● **What this task involves**: Copy out each line that has "JSON" in it.

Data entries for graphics

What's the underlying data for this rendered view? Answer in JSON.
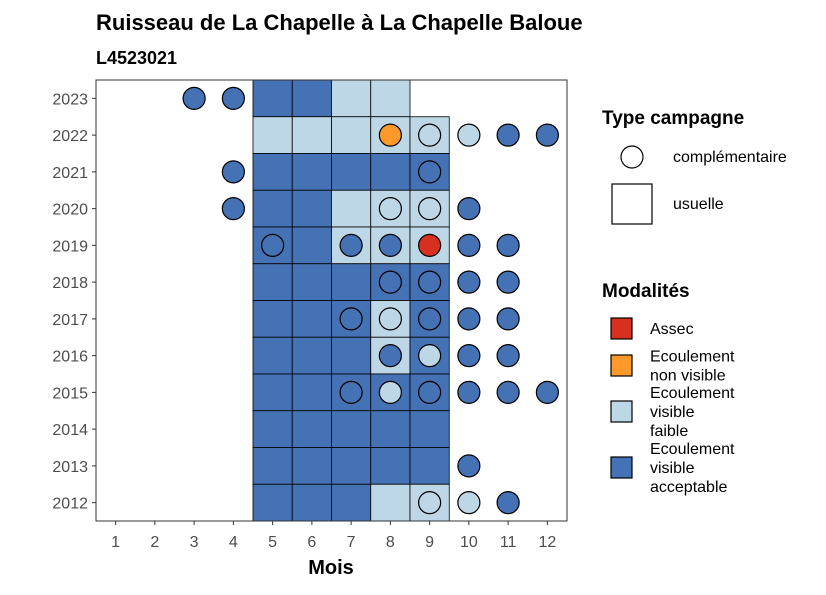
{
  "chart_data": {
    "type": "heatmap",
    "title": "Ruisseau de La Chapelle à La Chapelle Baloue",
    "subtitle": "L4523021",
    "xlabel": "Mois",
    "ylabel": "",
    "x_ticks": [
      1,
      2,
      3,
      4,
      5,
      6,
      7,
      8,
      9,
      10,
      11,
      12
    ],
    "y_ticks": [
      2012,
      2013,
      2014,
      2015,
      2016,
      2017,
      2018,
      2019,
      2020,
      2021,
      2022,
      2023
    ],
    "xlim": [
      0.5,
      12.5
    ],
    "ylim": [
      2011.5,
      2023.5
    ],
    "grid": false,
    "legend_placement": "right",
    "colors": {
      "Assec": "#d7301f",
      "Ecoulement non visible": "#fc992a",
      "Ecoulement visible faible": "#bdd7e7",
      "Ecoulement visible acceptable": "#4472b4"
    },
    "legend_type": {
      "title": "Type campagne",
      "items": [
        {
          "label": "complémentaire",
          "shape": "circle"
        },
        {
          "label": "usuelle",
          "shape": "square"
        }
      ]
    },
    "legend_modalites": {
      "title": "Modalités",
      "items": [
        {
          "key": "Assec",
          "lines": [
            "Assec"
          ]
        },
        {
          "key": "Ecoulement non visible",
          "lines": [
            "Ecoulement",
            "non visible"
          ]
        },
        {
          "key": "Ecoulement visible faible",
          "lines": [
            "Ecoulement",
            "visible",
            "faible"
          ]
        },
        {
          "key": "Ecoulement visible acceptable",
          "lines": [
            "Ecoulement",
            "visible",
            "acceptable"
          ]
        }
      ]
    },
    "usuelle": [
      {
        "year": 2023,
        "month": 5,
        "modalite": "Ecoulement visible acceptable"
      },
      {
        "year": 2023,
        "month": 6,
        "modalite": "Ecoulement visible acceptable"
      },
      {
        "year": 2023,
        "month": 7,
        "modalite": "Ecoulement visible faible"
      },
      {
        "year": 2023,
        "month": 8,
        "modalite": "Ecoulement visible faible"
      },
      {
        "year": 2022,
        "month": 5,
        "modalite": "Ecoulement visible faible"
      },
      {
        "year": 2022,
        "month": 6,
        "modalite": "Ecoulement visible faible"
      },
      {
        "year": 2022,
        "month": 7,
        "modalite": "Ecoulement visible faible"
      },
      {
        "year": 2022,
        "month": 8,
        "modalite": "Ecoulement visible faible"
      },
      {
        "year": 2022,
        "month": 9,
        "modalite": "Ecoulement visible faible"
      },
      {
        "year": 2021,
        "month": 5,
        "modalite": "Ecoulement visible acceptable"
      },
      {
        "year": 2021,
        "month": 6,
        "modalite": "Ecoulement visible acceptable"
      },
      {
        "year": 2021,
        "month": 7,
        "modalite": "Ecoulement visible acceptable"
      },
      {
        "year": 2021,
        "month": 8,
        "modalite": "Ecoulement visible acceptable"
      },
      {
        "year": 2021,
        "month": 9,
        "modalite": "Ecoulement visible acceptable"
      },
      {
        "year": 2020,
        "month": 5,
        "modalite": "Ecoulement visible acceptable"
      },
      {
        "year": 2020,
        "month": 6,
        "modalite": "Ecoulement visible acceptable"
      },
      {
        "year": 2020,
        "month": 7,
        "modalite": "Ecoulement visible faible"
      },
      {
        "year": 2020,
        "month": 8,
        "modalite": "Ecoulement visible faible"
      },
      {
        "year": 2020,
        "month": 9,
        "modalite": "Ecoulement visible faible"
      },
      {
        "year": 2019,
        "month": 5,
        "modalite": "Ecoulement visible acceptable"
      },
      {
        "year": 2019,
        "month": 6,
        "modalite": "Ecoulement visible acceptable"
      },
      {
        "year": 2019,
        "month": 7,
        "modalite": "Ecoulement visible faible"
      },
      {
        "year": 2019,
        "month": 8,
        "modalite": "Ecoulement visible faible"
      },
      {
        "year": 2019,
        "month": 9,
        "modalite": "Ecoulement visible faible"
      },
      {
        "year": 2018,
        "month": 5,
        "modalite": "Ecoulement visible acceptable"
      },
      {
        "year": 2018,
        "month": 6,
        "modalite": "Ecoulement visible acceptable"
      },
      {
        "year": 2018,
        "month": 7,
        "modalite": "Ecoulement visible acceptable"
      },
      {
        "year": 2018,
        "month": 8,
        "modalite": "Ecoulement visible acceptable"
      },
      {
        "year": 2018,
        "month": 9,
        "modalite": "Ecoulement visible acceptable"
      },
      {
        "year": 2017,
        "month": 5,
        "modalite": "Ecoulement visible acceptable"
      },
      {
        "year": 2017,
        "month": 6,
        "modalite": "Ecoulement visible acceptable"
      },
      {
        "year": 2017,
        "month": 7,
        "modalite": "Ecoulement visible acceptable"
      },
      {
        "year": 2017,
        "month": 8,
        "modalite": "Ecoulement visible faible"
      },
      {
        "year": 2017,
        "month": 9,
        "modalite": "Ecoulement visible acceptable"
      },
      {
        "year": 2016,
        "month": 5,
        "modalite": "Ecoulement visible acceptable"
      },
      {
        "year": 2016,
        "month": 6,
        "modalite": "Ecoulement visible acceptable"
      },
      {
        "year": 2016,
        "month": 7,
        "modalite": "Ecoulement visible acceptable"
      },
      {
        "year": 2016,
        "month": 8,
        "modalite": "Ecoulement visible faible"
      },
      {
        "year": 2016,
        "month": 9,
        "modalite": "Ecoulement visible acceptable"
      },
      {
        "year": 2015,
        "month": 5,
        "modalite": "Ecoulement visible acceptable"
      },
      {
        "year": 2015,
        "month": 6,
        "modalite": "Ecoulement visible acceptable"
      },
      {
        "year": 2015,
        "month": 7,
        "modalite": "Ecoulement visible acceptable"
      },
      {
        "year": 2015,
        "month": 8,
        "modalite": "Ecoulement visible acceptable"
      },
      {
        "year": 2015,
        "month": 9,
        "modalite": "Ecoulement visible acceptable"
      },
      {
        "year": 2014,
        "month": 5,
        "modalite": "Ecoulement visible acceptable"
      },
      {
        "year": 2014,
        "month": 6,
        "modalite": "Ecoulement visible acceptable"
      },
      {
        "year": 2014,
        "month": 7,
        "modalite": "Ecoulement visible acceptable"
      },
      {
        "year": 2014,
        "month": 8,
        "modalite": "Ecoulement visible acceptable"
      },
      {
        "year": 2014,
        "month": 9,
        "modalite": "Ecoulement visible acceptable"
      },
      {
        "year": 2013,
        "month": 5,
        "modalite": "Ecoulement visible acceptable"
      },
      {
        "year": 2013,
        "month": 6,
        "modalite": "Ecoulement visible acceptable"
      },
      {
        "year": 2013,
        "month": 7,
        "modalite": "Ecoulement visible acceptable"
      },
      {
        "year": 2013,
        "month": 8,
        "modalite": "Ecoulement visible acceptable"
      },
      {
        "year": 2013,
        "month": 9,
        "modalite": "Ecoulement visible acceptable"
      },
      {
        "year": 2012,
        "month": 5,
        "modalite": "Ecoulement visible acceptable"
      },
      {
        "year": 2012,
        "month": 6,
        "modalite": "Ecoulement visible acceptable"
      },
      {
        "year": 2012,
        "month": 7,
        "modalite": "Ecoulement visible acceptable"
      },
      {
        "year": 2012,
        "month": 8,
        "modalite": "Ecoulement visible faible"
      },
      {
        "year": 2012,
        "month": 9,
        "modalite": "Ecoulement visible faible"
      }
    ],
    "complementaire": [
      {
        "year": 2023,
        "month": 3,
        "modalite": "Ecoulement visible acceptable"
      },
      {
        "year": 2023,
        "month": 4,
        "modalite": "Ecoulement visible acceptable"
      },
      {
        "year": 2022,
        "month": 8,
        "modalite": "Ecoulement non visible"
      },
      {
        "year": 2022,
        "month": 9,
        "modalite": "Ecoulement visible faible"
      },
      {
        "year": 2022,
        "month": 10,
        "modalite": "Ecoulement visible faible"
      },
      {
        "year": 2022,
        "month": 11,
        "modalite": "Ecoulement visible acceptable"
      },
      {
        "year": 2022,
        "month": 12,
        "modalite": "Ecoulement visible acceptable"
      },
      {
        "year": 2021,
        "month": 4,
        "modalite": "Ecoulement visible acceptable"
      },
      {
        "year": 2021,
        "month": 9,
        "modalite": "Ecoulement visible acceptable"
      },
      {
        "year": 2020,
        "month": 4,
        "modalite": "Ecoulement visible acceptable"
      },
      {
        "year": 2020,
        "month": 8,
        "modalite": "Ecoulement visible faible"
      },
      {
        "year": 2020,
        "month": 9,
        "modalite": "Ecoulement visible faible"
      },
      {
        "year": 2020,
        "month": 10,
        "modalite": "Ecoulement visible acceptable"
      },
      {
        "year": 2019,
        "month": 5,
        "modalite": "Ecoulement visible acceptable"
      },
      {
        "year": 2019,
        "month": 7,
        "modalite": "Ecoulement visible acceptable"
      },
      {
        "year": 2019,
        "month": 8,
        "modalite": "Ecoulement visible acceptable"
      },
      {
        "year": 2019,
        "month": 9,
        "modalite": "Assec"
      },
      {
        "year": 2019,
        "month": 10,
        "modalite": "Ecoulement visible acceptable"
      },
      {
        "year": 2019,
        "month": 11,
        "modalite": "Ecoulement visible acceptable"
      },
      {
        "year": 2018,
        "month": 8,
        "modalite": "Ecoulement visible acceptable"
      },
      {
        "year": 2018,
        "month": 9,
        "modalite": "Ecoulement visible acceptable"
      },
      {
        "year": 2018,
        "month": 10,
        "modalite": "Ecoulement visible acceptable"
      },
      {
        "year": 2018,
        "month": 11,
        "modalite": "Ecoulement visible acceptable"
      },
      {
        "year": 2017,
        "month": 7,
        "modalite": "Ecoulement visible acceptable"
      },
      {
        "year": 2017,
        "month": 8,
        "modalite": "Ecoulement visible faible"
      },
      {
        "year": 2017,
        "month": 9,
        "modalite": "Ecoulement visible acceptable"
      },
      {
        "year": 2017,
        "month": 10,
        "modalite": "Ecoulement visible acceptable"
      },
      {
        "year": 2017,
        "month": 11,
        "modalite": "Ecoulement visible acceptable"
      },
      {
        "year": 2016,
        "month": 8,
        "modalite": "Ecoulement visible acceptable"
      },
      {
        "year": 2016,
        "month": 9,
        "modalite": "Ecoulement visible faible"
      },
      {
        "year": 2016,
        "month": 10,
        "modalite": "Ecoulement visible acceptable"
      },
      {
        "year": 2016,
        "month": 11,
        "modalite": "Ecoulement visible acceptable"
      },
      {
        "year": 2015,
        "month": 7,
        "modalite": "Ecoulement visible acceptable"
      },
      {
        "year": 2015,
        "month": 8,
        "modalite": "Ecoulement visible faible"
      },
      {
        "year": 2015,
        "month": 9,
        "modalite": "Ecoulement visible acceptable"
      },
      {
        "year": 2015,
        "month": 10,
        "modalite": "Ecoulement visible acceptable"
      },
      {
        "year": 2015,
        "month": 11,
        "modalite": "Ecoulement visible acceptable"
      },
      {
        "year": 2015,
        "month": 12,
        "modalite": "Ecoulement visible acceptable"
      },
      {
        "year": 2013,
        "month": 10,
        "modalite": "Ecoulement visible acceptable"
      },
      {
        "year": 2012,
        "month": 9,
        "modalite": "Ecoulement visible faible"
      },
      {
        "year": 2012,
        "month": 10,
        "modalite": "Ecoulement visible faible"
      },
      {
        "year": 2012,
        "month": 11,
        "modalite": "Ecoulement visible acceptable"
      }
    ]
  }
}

--

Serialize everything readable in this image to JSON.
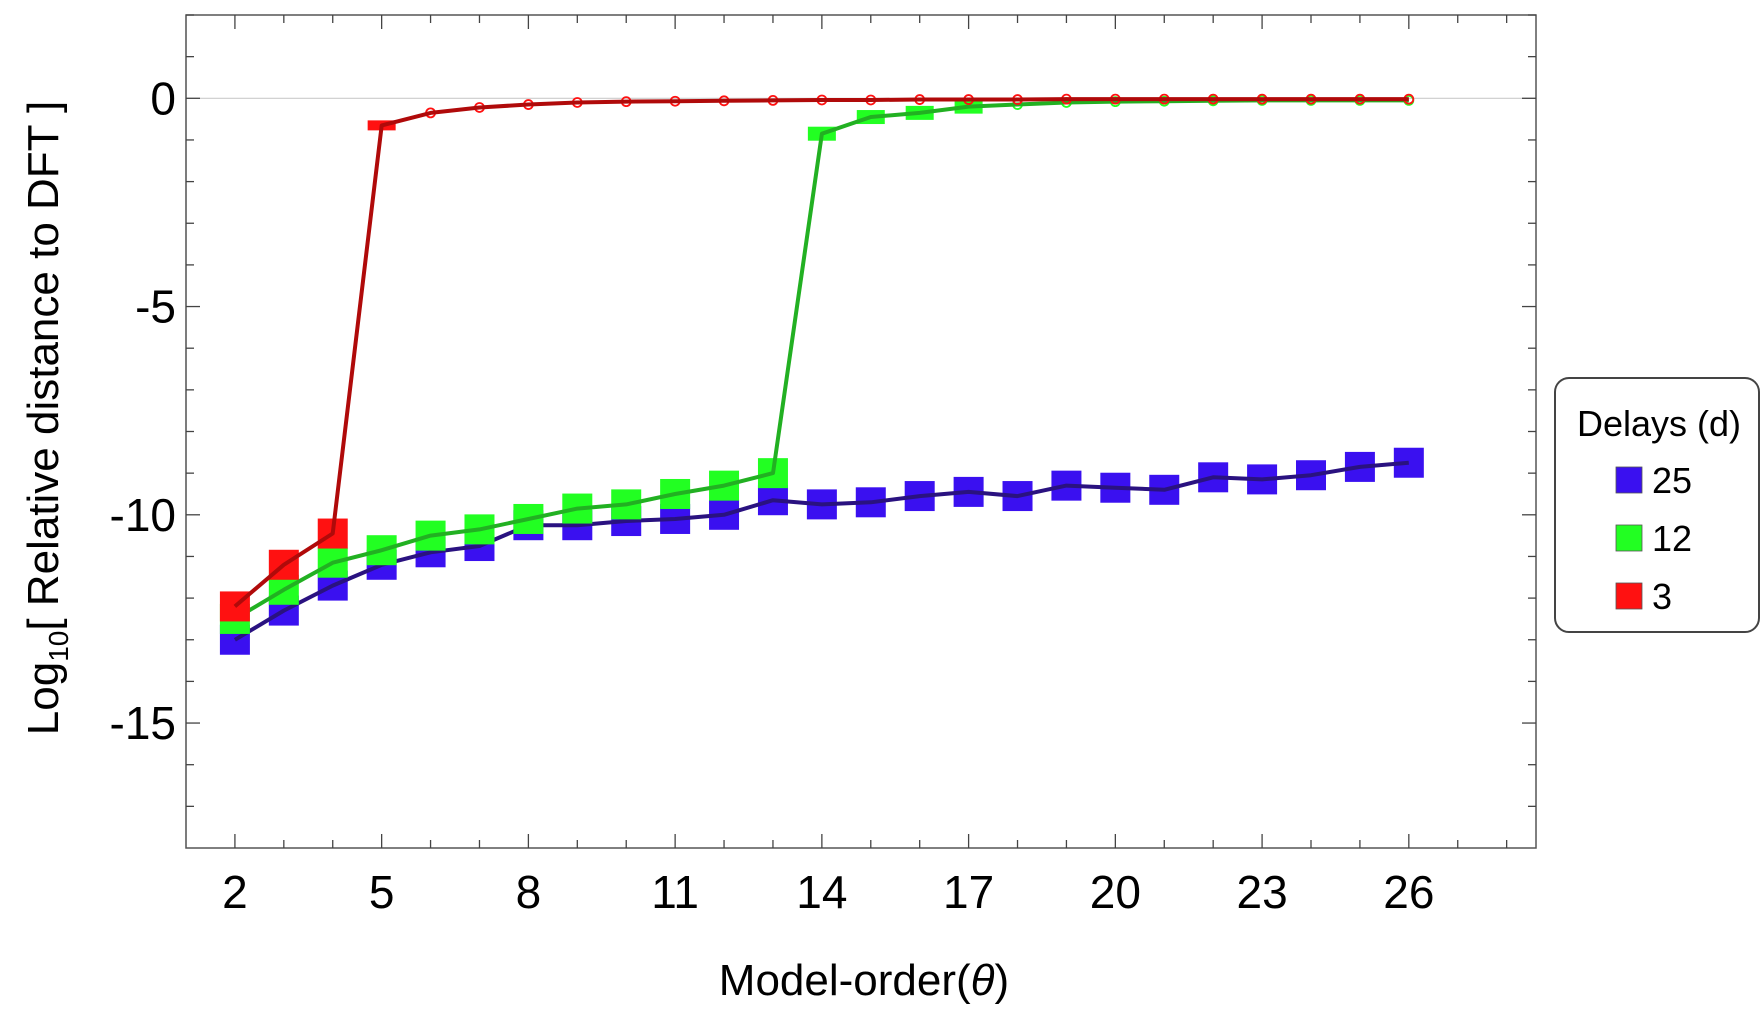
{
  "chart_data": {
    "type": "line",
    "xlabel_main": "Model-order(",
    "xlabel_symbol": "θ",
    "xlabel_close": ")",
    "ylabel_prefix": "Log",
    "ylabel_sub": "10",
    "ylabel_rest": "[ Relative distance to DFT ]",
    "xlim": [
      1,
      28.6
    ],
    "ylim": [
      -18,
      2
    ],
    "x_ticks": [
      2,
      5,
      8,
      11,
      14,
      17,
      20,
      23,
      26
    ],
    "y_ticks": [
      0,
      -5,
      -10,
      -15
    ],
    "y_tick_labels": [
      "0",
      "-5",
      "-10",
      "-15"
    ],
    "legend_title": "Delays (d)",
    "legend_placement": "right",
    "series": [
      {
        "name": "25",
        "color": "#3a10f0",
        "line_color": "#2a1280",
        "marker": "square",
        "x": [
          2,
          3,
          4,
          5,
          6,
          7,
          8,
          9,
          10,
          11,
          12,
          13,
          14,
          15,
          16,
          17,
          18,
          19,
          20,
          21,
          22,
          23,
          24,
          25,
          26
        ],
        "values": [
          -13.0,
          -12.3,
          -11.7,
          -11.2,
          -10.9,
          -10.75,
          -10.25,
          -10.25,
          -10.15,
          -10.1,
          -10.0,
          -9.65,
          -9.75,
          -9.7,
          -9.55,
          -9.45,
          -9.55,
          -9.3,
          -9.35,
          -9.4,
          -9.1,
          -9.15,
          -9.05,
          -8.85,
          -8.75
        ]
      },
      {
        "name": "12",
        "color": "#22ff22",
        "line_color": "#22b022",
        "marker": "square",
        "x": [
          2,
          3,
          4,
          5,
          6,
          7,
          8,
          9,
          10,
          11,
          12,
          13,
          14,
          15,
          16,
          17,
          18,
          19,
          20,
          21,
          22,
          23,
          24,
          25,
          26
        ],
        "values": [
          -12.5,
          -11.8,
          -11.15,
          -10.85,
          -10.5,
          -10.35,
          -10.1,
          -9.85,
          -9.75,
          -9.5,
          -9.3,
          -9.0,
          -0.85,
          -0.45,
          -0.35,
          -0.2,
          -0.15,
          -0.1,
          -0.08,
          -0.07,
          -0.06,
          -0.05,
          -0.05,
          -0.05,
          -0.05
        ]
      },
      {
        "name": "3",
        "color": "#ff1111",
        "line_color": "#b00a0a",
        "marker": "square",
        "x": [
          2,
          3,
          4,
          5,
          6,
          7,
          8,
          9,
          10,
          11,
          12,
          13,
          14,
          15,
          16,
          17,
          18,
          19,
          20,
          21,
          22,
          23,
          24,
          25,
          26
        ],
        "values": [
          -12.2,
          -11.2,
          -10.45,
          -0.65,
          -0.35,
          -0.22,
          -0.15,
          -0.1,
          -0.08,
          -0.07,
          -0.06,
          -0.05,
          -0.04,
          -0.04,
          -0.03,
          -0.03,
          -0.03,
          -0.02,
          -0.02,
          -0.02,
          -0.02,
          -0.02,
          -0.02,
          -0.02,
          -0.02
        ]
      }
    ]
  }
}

* * *

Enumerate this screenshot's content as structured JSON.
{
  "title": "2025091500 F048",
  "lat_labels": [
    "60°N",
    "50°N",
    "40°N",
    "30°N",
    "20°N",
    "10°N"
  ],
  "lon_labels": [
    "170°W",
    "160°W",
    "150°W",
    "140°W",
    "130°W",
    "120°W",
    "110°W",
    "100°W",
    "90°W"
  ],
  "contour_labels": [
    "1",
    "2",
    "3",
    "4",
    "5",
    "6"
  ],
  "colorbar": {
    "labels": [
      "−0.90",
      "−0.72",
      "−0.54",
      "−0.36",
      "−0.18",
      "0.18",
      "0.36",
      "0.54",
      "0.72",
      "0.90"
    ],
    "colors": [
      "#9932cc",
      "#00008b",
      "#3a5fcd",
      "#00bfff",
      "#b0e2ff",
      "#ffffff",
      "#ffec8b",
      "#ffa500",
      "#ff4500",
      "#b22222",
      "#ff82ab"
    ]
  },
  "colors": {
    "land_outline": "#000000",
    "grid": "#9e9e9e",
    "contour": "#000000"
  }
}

● **Result of this task**:
What's the underlying data for this rendered view? Answer in JSON.
Serialize everything readable in this image to JSON.
Enumerate this screenshot's content as structured JSON.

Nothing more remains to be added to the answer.